*Extracted information:*
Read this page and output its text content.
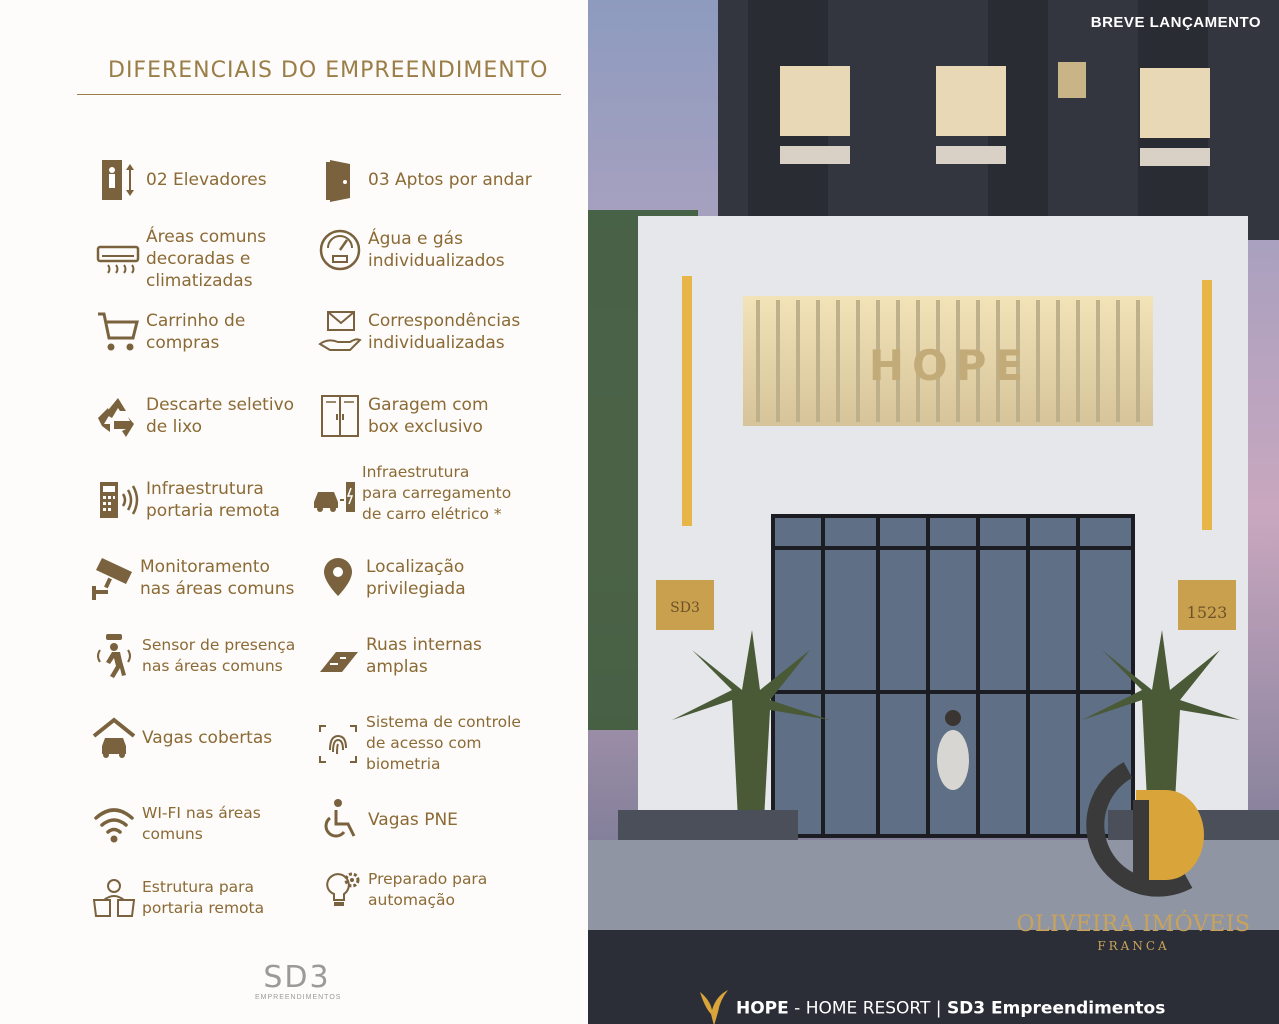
DIFERENCIAIS DO EMPREENDIMENTO
02 Elevadores	03 Aptos por andar
Áreas comuns
decoradas e
climatizadas
Água e gás
individualizados
Carrinho de
compras
Correspondências
individualizadas
Descarte seletivo
de lixo
Garagem com
box exclusivo
Infraestrutura
portaria remota
Infraestrutura
para carregamento
de carro elétrico *
Monitoramento
nas áreas comuns
Localização
privilegiada
Sensor de presença
nas áreas comuns
Ruas internas
amplas
Vagas cobertas
Sistema de controle
de acesso com
biometria
WI-FI nas áreas
comuns
Vagas PNE
Estrutura para
portaria remota
Preparado para
automação
SD3
EMPREENDIMENTOS
HOPE
SD3	1523
BREVE LANÇAMENTO
OLIVEIRA IMÓVEIS
FRANCA
HOPE - HOME RESORT | SD3 Empreendimentos
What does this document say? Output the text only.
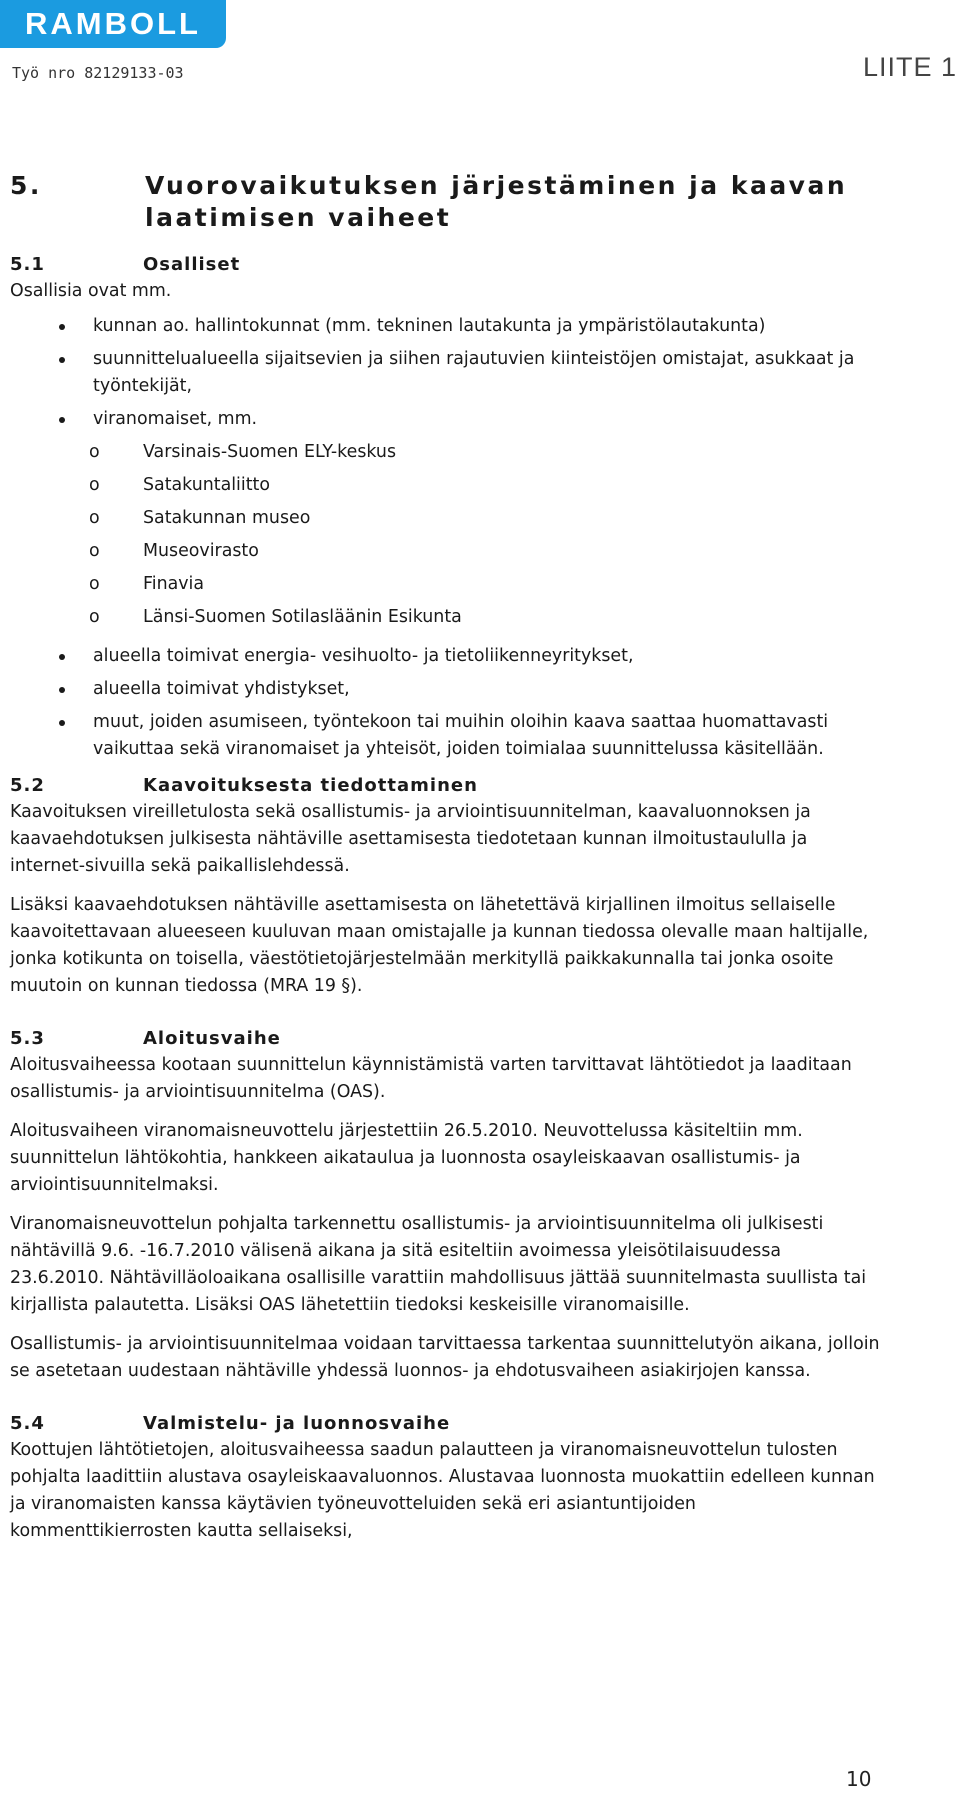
RAMBOLL
Työ nro 82129133-03	LIITE 1
5.	Vuorovaikutuksen järjestäminen ja kaavan laatimisen vaiheet
5.1	Osalliset
Osallisia ovat mm.
kunnan ao. hallintokunnat (mm. tekninen lautakunta ja ympäristölautakunta)
suunnittelualueella sijaitsevien ja siihen rajautuvien kiinteistöjen omistajat, asukkaat ja työntekijät,
viranomaiset, mm.
o Varsinais-Suomen ELY-keskus
o Satakuntaliitto
o Satakunnan museo
o Museovirasto
o Finavia
o Länsi-Suomen Sotilasläänin Esikunta
alueella toimivat energia- vesihuolto- ja tietoliikenneyritykset,
alueella toimivat yhdistykset,
muut, joiden asumiseen, työntekoon tai muihin oloihin kaava saattaa huomattavasti vaikuttaa sekä viranomaiset ja yhteisöt, joiden toimialaa suunnittelussa käsitellään.
5.2	Kaavoituksesta tiedottaminen

Kaavoituksen vireilletulosta sekä osallistumis- ja arviointisuunnitelman, kaavaluonnoksen ja kaavaehdotuksen julkisesta nähtäville asettamisesta tiedotetaan kunnan ilmoitustaululla ja internet-sivuilla sekä paikallislehdessä.

Lisäksi kaavaehdotuksen nähtäville asettamisesta on lähetettävä kirjallinen ilmoitus sellaiselle kaavoitettavaan alueeseen kuuluvan maan omistajalle ja kunnan tiedossa olevalle maan haltijalle, jonka kotikunta on toisella, väestötietojärjestelmään merkityllä paikkakunnalla tai jonka osoite muutoin on kunnan tiedossa (MRA 19 §).

5.3	Aloitusvaihe

Aloitusvaiheessa kootaan suunnittelun käynnistämistä varten tarvittavat lähtötiedot ja laaditaan osallistumis- ja arviointisuunnitelma (OAS).

Aloitusvaiheen viranomaisneuvottelu järjestettiin 26.5.2010. Neuvottelussa käsiteltiin mm. suunnittelun lähtökohtia, hankkeen aikataulua ja luonnosta osayleiskaavan osallistumis- ja arviointisuunnitelmaksi.

Viranomaisneuvottelun pohjalta tarkennettu osallistumis- ja arviointisuunnitelma oli julkisesti nähtävillä 9.6. -16.7.2010 välisenä aikana ja sitä esiteltiin avoimessa yleisötilaisuudessa 23.6.2010. Nähtävilläoloaikana osallisille varattiin mahdollisuus jättää suunnitelmasta suullista tai kirjallista palautetta. Lisäksi OAS lähetettiin tiedoksi keskeisille viranomaisille.

Osallistumis- ja arviointisuunnitelmaa voidaan tarvittaessa tarkentaa suunnittelutyön aikana, jolloin se asetetaan uudestaan nähtäville yhdessä luonnos- ja ehdotusvaiheen asiakirjojen kanssa.

5.4	Valmistelu- ja luonnosvaihe

Koottujen lähtötietojen, aloitusvaiheessa saadun palautteen ja viranomaisneuvottelun tulosten pohjalta laadittiin alustava osayleiskaavaluonnos. Alustavaa luonnosta muokattiin edelleen kunnan ja viranomaisten kanssa käytävien työneuvotteluiden sekä eri asiantuntijoiden kommenttikierrosten kautta sellaiseksi,

10
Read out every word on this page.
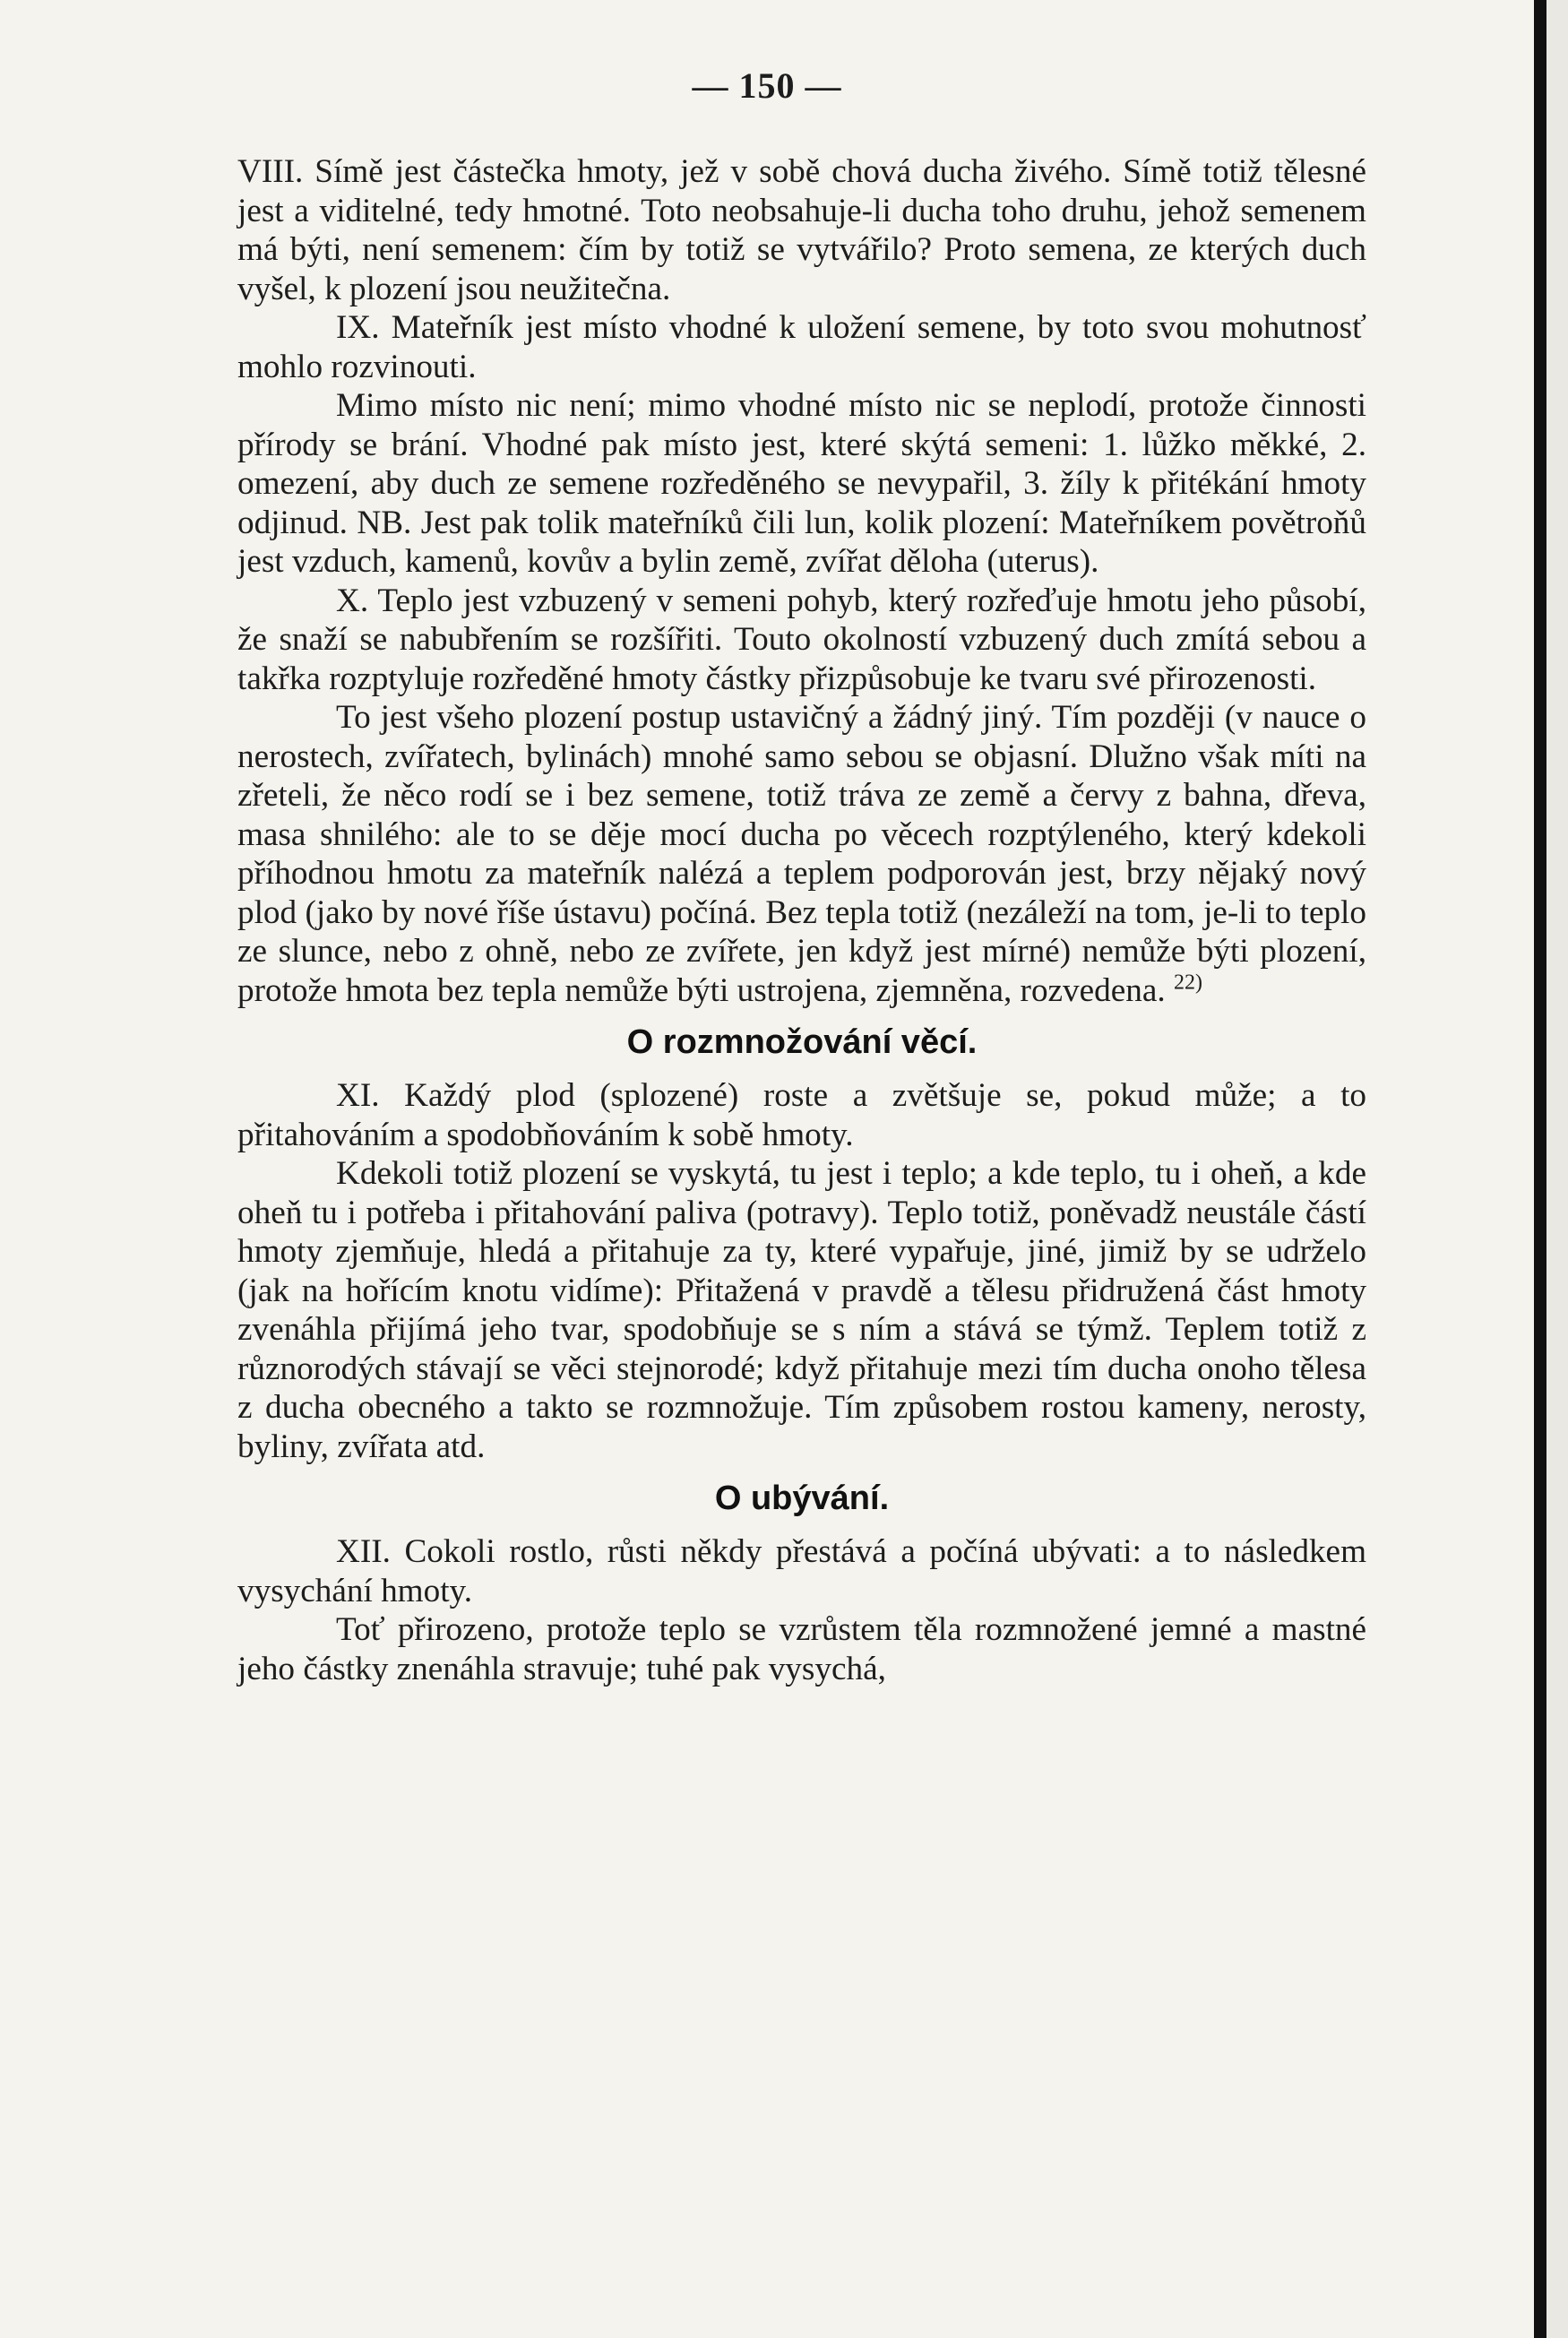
— 150 —

VIII. Símě jest částečka hmoty, jež v sobě chová ducha živého. Símě totiž tělesné jest a viditelné, tedy hmotné. Toto neobsahuje-li ducha toho druhu, jehož semenem má býti, není semenem: čím by totiž se vytvářilo? Proto semena, ze kterých duch vyšel, k plození jsou neužitečna.

IX. Mateřník jest místo vhodné k uložení semene, by toto svou mohutnosť mohlo rozvinouti.

Mimo místo nic není; mimo vhodné místo nic se neplodí, protože činnosti přírody se brání. Vhodné pak místo jest, které skýtá semeni: 1. lůžko měkké, 2. omezení, aby duch ze semene rozředěného se nevypařil, 3. žíly k přitékání hmoty odjinud. NB. Jest pak tolik mateřníků čili lun, kolik plození: Mateřníkem povětroňů jest vzduch, kamenů, kovův a bylin země, zvířat děloha (uterus).

X. Teplo jest vzbuzený v semeni pohyb, který rozřeďuje hmotu jeho působí, že snaží se nabubřením se rozšířiti. Touto okolností vzbuzený duch zmítá sebou a takřka rozptyluje rozředěné hmoty částky přizpůsobuje ke tvaru své přirozenosti.

To jest všeho plození postup ustavičný a žádný jiný. Tím později (v nauce o nerostech, zvířatech, bylinách) mnohé samo sebou se objasní. Dlužno však míti na zřeteli, že něco rodí se i bez semene, totiž tráva ze země a červy z bahna, dřeva, masa shnilého: ale to se děje mocí ducha po věcech rozptýleného, který kdekoli příhodnou hmotu za mateřník nalézá a teplem podporován jest, brzy nějaký nový plod (jako by nové říše ústavu) počíná. Bez tepla totiž (nezáleží na tom, je-li to teplo ze slunce, nebo z ohně, nebo ze zvířete, jen když jest mírné) nemůže býti plození, protože hmota bez tepla nemůže býti ustrojena, zjemněna, rozvedena. $^{22)}$

O rozmnožování věcí.

XI. Každý plod (splozené) roste a zvětšuje se, pokud může; a to přitahováním a spodobňováním k sobě hmoty.

Kdekoli totiž plození se vyskytá, tu jest i teplo; a kde teplo, tu i oheň, a kde oheň tu i potřeba i přitahování paliva (potravy). Teplo totiž, poněvadž neustále částí hmoty zjemňuje, hledá a přitahuje za ty, které vypařuje, jiné, jimiž by se udrželo (jak na hořícím knotu vidíme): Přitažená v pravdě a tělesu přidružená část hmoty zvenáhla přijímá jeho tvar, spodobňuje se s ním a stává se týmž. Teplem totiž z různorodých stávají se věci stejnorodé; když přitahuje mezi tím ducha onoho tělesa z ducha obecného a takto se rozmnožuje. Tím způsobem rostou kameny, nerosty, byliny, zvířata atd.

O ubývání.

XII. Cokoli rostlo, růsti někdy přestává a počíná ubývati: a to následkem vysychání hmoty.

Toť přirozeno, protože teplo se vzrůstem těla rozmnožené jemné a mastné jeho částky znenáhla stravuje; tuhé pak vysychá,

*What to do:* List every line above that contains the word "není".

*Output below:*
VIII. Símě jest částečka hmoty, jež v sobě chová ducha živého. Símě totiž tělesné jest a viditelné, tedy hmotné. Toto neobsahuje-li ducha toho druhu, jehož semenem má býti, není semenem: čím by totiž se vytvářilo? Proto semena, ze kterých duch vyšel, k plození jsou neužitečna.
Mimo místo nic není; mimo vhodné místo nic se neplodí, protože činnosti přírody se brání. Vhodné pak místo jest, které skýtá semeni: 1. lůžko měkké, 2. omezení, aby duch ze semene rozředěného se nevypařil, 3. žíly k přitékání hmoty odjinud. NB. Jest pak tolik mateřníků čili lun, kolik plození: Mateřníkem povětroňů jest vzduch, kamenů, kovův a bylin země, zvířat děloha (uterus).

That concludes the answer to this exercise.